#### The data

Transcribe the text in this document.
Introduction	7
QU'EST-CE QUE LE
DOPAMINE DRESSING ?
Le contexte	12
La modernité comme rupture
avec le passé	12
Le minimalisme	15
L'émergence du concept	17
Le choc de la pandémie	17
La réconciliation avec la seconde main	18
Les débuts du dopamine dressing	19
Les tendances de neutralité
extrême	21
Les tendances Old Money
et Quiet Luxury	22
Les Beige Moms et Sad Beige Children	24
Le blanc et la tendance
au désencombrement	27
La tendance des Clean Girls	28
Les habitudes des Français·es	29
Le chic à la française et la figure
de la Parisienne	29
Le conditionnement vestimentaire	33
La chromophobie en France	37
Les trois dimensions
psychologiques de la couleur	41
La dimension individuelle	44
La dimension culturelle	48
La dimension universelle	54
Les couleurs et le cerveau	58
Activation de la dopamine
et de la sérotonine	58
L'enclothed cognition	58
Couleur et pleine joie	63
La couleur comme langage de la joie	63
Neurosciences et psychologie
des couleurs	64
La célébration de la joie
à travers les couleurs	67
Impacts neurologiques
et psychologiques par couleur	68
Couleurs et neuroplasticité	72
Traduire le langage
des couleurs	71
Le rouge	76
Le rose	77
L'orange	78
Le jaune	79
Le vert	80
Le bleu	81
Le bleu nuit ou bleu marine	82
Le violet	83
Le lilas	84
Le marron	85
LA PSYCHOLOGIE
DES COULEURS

########

→ Problem requirements
Write out every record verbatim.

→ Reply to the exercise
Transcribe the text in this document.
Introduction	7
QU'EST-CE QUE LE
DOPAMINE DRESSING ?
Le contexte	12
La modernité comme rupture
avec le passé	12
Le minimalisme	15
L'émergence du concept	17
Le choc de la pandémie	17
La réconciliation avec la seconde main	18
Les débuts du dopamine dressing	19
Les tendances de neutralité
extrême	21
Les tendances Old Money
et Quiet Luxury	22
Les Beige Moms et Sad Beige Children	24
Le blanc et la tendance
au désencombrement	27
La tendance des Clean Girls	28
Les habitudes des Français·es	29
Le chic à la française et la figure
de la Parisienne	29
Le conditionnement vestimentaire	33
La chromophobie en France	37
Les trois dimensions
psychologiques de la couleur	41
La dimension individuelle	44
La dimension culturelle	48
La dimension universelle	54
Les couleurs et le cerveau	58
Activation de la dopamine
et de la sérotonine	58
L'enclothed cognition	58
Couleur et pleine joie	63
La couleur comme langage de la joie	63
Neurosciences et psychologie
des couleurs	64
La célébration de la joie
à travers les couleurs	67
Impacts neurologiques
et psychologiques par couleur	68
Couleurs et neuroplasticité	72
Traduire le langage
des couleurs	71
Le rouge	76
Le rose	77
L'orange	78
Le jaune	79
Le vert	80
Le bleu	81
Le bleu nuit ou bleu marine	82
Le violet	83
Le lilas	84
Le marron	85
LA PSYCHOLOGIE
DES COULEURS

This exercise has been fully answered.